Begin Given entries

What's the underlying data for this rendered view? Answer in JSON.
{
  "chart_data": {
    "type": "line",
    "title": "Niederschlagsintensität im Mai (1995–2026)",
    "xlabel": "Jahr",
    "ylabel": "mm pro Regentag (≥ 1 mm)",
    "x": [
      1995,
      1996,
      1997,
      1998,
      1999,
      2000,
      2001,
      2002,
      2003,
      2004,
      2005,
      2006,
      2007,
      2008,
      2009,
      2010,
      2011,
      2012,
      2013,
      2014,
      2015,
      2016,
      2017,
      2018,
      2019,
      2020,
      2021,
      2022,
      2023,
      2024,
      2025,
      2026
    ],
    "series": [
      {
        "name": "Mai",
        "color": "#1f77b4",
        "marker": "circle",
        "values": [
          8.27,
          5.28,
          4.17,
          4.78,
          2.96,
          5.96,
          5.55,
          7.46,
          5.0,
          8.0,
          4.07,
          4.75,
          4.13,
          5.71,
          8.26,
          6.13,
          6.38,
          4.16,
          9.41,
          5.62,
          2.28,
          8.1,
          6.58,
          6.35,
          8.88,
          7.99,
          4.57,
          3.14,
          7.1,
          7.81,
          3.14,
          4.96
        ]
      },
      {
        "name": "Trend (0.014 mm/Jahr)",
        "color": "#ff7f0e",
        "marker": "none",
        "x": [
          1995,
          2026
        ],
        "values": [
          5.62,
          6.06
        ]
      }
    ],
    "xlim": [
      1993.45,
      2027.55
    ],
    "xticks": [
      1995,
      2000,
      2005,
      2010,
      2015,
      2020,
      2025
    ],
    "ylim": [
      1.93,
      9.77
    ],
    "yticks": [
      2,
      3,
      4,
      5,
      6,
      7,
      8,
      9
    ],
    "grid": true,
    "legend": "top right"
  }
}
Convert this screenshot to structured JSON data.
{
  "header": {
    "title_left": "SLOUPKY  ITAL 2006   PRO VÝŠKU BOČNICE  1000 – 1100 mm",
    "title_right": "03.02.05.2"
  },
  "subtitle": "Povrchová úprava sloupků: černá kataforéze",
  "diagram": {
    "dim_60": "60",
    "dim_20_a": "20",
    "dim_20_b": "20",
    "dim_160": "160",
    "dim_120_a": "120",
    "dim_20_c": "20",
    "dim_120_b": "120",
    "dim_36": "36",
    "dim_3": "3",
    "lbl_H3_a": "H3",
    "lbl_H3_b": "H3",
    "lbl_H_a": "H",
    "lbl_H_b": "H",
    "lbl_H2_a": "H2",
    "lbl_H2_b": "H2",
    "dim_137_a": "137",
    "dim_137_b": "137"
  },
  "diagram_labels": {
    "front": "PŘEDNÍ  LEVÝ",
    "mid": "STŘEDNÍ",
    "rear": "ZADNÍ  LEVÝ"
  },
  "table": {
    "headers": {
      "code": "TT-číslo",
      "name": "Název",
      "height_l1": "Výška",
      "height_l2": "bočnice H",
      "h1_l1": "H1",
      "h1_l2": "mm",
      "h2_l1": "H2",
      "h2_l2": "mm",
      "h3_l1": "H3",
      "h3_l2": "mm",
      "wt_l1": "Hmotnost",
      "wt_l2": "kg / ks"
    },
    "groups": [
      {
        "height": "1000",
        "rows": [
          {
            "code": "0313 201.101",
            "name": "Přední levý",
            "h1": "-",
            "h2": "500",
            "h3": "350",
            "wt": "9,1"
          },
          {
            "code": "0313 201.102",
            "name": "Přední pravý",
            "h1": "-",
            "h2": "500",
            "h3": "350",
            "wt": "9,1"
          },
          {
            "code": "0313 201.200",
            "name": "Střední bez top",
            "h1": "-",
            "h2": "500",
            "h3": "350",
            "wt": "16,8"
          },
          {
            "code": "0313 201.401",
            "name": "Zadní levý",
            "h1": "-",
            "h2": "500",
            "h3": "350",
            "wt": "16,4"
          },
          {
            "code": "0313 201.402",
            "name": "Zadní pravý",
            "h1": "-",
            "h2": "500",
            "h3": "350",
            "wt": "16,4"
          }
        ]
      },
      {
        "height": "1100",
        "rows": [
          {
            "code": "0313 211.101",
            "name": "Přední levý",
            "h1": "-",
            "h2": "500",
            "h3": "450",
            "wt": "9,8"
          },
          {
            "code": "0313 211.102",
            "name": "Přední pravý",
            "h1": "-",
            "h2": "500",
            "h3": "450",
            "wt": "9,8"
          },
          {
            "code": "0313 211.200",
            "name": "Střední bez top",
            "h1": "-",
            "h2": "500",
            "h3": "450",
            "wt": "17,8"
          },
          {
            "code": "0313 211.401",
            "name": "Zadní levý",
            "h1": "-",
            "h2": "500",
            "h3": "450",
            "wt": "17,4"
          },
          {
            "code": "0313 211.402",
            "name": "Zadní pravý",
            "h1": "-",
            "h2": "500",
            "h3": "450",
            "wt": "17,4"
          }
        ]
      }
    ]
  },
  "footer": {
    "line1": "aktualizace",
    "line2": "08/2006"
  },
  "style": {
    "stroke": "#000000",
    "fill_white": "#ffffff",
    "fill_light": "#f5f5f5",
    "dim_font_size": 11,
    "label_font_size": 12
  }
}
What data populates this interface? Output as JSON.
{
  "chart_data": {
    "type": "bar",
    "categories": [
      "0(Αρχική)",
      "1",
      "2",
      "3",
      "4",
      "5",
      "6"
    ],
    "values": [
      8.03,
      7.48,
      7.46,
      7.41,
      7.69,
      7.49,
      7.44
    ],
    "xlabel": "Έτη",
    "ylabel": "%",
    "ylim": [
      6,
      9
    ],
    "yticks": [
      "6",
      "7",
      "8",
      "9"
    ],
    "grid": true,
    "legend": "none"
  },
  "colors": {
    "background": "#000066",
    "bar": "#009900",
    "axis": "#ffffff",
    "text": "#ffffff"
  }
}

End Given entries

*Work to complete*: All entries shown above should be printed again exactly.

*Task answer*:
What's the underlying data for this rendered view? Answer in JSON.
{
  "chart_data": {
    "type": "line",
    "title": "Niederschlagsintensität im Mai (1995–2026)",
    "xlabel": "Jahr",
    "ylabel": "mm pro Regentag (≥ 1 mm)",
    "x": [
      1995,
      1996,
      1997,
      1998,
      1999,
      2000,
      2001,
      2002,
      2003,
      2004,
      2005,
      2006,
      2007,
      2008,
      2009,
      2010,
      2011,
      2012,
      2013,
      2014,
      2015,
      2016,
      2017,
      2018,
      2019,
      2020,
      2021,
      2022,
      2023,
      2024,
      2025,
      2026
    ],
    "series": [
      {
        "name": "Mai",
        "color": "#1f77b4",
        "marker": "circle",
        "values": [
          8.27,
          5.28,
          4.17,
          4.78,
          2.96,
          5.96,
          5.55,
          7.46,
          5.0,
          8.0,
          4.07,
          4.75,
          4.13,
          5.71,
          8.26,
          6.13,
          6.38,
          4.16,
          9.41,
          5.62,
          2.28,
          8.1,
          6.58,
          6.35,
          8.88,
          7.99,
          4.57,
          3.14,
          7.1,
          7.81,
          3.14,
          4.96
        ]
      },
      {
        "name": "Trend (0.014 mm/Jahr)",
        "color": "#ff7f0e",
        "marker": "none",
        "x": [
          1995,
          2026
        ],
        "values": [
          5.62,
          6.06
        ]
      }
    ],
    "xlim": [
      1993.45,
      2027.55
    ],
    "xticks": [
      1995,
      2000,
      2005,
      2010,
      2015,
      2020,
      2025
    ],
    "ylim": [
      1.93,
      9.77
    ],
    "yticks": [
      2,
      3,
      4,
      5,
      6,
      7,
      8,
      9
    ],
    "grid": true,
    "legend": "top right"
  }
}
Convert this screenshot to structured JSON data.
{
  "header": {
    "title_left": "SLOUPKY  ITAL 2006   PRO VÝŠKU BOČNICE  1000 – 1100 mm",
    "title_right": "03.02.05.2"
  },
  "subtitle": "Povrchová úprava sloupků: černá kataforéze",
  "diagram": {
    "dim_60": "60",
    "dim_20_a": "20",
    "dim_20_b": "20",
    "dim_160": "160",
    "dim_120_a": "120",
    "dim_20_c": "20",
    "dim_120_b": "120",
    "dim_36": "36",
    "dim_3": "3",
    "lbl_H3_a": "H3",
    "lbl_H3_b": "H3",
    "lbl_H_a": "H",
    "lbl_H_b": "H",
    "lbl_H2_a": "H2",
    "lbl_H2_b": "H2",
    "dim_137_a": "137",
    "dim_137_b": "137"
  },
  "diagram_labels": {
    "front": "PŘEDNÍ  LEVÝ",
    "mid": "STŘEDNÍ",
    "rear": "ZADNÍ  LEVÝ"
  },
  "table": {
    "headers": {
      "code": "TT-číslo",
      "name": "Název",
      "height_l1": "Výška",
      "height_l2": "bočnice H",
      "h1_l1": "H1",
      "h1_l2": "mm",
      "h2_l1": "H2",
      "h2_l2": "mm",
      "h3_l1": "H3",
      "h3_l2": "mm",
      "wt_l1": "Hmotnost",
      "wt_l2": "kg / ks"
    },
    "groups": [
      {
        "height": "1000",
        "rows": [
          {
            "code": "0313 201.101",
            "name": "Přední levý",
            "h1": "-",
            "h2": "500",
            "h3": "350",
            "wt": "9,1"
          },
          {
            "code": "0313 201.102",
            "name": "Přední pravý",
            "h1": "-",
            "h2": "500",
            "h3": "350",
            "wt": "9,1"
          },
          {
            "code": "0313 201.200",
            "name": "Střední bez top",
            "h1": "-",
            "h2": "500",
            "h3": "350",
            "wt": "16,8"
          },
          {
            "code": "0313 201.401",
            "name": "Zadní levý",
            "h1": "-",
            "h2": "500",
            "h3": "350",
            "wt": "16,4"
          },
          {
            "code": "0313 201.402",
            "name": "Zadní pravý",
            "h1": "-",
            "h2": "500",
            "h3": "350",
            "wt": "16,4"
          }
        ]
      },
      {
        "height": "1100",
        "rows": [
          {
            "code": "0313 211.101",
            "name": "Přední levý",
            "h1": "-",
            "h2": "500",
            "h3": "450",
            "wt": "9,8"
          },
          {
            "code": "0313 211.102",
            "name": "Přední pravý",
            "h1": "-",
            "h2": "500",
            "h3": "450",
            "wt": "9,8"
          },
          {
            "code": "0313 211.200",
            "name": "Střední bez top",
            "h1": "-",
            "h2": "500",
            "h3": "450",
            "wt": "17,8"
          },
          {
            "code": "0313 211.401",
            "name": "Zadní levý",
            "h1": "-",
            "h2": "500",
            "h3": "450",
            "wt": "17,4"
          },
          {
            "code": "0313 211.402",
            "name": "Zadní pravý",
            "h1": "-",
            "h2": "500",
            "h3": "450",
            "wt": "17,4"
          }
        ]
      }
    ]
  },
  "footer": {
    "line1": "aktualizace",
    "line2": "08/2006"
  },
  "style": {
    "stroke": "#000000",
    "fill_white": "#ffffff",
    "fill_light": "#f5f5f5",
    "dim_font_size": 11,
    "label_font_size": 12
  }
}
What data populates this interface? Output as JSON.
{
  "chart_data": {
    "type": "bar",
    "categories": [
      "0(Αρχική)",
      "1",
      "2",
      "3",
      "4",
      "5",
      "6"
    ],
    "values": [
      8.03,
      7.48,
      7.46,
      7.41,
      7.69,
      7.49,
      7.44
    ],
    "xlabel": "Έτη",
    "ylabel": "%",
    "ylim": [
      6,
      9
    ],
    "yticks": [
      "6",
      "7",
      "8",
      "9"
    ],
    "grid": true,
    "legend": "none"
  },
  "colors": {
    "background": "#000066",
    "bar": "#009900",
    "axis": "#ffffff",
    "text": "#ffffff"
  }
}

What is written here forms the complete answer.